** Begin **

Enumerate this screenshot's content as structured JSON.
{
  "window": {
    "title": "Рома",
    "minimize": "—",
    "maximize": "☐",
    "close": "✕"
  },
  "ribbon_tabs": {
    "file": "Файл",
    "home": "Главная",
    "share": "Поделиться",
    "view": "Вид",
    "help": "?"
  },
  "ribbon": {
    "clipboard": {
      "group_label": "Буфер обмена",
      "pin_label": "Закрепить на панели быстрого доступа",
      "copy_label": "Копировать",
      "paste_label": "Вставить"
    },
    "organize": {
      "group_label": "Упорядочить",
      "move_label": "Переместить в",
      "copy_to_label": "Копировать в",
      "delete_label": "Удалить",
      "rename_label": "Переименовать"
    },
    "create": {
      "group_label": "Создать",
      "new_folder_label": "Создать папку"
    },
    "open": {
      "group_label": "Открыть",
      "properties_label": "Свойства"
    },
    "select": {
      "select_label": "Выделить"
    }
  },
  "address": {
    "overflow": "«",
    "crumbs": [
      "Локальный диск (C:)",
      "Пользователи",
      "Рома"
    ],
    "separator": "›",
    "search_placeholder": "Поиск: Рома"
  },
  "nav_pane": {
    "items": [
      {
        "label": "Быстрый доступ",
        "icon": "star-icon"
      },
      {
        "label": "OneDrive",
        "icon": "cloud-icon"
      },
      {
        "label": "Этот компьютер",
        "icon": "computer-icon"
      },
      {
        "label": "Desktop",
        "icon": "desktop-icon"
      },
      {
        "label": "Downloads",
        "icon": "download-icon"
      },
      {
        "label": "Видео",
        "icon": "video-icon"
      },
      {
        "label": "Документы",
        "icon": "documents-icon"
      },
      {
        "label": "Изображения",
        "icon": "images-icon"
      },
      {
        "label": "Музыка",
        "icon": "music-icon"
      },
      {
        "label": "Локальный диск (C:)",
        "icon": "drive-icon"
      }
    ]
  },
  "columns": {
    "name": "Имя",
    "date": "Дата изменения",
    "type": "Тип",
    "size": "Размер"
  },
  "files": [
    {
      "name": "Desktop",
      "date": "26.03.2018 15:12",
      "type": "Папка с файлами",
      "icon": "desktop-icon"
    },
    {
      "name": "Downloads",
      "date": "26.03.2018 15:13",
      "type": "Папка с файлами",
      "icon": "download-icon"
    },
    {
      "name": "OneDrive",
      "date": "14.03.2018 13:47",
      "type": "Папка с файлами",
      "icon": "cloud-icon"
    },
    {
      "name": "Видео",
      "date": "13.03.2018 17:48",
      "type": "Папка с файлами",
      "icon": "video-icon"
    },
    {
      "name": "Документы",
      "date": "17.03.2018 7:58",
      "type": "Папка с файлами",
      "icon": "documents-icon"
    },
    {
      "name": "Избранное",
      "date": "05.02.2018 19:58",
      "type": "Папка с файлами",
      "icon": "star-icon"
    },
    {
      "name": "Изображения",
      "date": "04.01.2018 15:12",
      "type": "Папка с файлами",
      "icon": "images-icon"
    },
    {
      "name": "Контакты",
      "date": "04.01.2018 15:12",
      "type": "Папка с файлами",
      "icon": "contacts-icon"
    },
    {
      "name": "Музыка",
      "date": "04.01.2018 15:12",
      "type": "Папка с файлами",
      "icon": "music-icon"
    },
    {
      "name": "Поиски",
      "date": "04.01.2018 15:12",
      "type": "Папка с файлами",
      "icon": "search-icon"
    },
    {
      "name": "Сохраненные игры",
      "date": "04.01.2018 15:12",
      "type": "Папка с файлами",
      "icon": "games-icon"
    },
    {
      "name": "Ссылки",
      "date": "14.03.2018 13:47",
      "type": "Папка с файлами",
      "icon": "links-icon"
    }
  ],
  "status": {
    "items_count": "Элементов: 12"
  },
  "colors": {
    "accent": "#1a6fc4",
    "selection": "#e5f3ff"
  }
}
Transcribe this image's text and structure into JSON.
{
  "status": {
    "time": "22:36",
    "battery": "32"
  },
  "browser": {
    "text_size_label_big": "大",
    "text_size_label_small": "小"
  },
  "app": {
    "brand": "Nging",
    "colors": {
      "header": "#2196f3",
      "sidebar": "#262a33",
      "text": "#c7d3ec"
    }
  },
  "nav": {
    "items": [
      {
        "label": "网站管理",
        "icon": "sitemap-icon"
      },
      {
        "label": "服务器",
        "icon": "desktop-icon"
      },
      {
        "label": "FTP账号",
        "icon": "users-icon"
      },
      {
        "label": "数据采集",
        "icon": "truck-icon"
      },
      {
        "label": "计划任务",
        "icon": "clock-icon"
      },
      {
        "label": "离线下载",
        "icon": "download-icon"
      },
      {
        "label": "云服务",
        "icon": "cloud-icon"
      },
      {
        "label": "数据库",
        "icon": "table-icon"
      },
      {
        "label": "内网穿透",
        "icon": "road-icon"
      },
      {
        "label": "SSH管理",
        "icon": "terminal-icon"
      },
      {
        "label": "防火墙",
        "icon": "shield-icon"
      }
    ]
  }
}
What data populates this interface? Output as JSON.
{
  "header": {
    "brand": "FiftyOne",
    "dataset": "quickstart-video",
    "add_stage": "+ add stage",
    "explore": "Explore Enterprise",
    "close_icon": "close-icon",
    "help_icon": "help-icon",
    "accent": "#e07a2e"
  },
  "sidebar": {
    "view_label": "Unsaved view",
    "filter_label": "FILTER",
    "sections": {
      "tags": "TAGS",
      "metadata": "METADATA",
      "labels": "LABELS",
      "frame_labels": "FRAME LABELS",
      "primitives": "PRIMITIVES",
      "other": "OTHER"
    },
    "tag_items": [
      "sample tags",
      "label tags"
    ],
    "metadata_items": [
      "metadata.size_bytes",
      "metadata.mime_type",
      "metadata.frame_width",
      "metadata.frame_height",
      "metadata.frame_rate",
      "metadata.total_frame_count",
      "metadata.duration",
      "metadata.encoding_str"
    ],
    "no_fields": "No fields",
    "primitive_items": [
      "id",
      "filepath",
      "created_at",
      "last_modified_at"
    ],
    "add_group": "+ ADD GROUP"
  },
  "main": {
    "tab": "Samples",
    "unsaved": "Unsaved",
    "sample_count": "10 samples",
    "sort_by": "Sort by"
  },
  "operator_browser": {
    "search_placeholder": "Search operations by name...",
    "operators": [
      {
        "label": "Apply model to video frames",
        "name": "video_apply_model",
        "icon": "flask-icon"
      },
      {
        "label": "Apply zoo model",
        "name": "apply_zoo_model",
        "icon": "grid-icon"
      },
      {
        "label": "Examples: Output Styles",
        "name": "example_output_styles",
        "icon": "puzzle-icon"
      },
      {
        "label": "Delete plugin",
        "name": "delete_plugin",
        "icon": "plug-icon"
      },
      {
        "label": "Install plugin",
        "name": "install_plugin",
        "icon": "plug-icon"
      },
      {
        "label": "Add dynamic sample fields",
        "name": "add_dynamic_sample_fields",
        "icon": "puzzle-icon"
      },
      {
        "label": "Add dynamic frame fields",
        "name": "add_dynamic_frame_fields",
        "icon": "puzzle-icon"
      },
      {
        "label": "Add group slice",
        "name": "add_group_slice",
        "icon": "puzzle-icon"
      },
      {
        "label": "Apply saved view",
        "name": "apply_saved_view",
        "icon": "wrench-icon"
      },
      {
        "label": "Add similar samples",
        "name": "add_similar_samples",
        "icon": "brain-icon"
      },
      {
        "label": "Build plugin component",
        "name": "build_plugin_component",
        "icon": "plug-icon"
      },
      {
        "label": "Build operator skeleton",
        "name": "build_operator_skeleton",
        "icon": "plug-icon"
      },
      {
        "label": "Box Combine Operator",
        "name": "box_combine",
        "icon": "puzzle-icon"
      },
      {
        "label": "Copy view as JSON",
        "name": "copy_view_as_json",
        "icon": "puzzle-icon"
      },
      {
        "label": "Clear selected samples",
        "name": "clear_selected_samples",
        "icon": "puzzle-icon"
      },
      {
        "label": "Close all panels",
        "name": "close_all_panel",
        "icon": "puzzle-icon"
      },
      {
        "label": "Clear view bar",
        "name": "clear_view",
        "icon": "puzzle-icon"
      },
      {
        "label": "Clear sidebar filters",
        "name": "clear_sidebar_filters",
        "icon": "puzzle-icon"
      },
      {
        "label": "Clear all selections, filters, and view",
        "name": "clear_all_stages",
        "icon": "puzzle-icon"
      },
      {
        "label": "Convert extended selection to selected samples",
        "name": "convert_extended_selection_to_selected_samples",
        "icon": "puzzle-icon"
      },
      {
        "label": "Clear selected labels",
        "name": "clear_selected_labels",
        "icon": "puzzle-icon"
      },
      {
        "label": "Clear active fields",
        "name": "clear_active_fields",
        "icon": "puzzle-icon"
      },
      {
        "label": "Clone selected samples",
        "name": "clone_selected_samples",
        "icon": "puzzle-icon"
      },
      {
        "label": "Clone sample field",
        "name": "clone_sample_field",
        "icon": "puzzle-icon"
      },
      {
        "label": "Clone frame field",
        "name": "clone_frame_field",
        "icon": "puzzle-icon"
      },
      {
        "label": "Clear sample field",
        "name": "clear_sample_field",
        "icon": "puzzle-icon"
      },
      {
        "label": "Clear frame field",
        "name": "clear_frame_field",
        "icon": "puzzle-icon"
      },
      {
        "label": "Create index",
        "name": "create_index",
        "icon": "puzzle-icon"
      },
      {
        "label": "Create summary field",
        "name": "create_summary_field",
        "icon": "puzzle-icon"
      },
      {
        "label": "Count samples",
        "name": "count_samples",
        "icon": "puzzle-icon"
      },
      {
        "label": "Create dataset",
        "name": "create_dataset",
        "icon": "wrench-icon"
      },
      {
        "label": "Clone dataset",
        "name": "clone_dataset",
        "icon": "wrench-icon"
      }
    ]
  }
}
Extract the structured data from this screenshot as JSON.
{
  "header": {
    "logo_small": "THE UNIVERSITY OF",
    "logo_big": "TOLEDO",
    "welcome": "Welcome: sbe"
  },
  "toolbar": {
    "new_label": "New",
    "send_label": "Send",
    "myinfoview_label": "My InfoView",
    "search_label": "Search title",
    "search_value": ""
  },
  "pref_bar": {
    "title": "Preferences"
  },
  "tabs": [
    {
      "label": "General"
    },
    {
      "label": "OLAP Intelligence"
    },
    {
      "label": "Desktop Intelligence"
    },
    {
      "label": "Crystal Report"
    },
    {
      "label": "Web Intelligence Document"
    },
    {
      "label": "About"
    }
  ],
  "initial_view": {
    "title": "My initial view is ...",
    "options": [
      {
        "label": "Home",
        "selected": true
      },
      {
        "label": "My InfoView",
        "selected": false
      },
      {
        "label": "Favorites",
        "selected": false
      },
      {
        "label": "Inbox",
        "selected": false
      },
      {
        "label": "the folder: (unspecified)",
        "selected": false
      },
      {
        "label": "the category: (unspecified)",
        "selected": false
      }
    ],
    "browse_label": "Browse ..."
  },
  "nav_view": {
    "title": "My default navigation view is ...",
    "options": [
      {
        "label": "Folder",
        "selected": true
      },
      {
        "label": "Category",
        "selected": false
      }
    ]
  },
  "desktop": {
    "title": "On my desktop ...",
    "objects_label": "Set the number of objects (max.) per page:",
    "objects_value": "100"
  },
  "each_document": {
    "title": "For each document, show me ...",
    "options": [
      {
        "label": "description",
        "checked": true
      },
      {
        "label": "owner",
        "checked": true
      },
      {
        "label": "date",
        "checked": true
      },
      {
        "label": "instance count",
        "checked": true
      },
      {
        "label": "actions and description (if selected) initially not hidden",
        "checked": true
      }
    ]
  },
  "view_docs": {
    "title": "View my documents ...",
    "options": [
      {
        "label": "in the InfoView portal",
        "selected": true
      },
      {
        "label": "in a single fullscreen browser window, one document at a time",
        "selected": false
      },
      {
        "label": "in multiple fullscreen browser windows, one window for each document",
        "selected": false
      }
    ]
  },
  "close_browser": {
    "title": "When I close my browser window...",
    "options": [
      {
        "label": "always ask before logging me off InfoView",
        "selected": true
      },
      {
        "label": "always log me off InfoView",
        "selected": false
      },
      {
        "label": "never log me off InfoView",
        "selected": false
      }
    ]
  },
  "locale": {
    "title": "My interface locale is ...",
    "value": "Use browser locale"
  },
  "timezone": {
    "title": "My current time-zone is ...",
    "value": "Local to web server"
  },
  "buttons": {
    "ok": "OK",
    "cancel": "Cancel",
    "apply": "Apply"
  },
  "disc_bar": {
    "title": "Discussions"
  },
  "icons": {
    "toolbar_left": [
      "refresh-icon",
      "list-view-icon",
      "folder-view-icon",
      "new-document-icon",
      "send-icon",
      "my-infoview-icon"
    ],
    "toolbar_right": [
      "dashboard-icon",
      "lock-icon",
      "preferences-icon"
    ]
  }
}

** End **

_Challenge_:
Find all lines with "Копировать" in them and copy each one.

_Complete answer_:
      "copy_label": "Копировать",
      "copy_to_label": "Копировать в",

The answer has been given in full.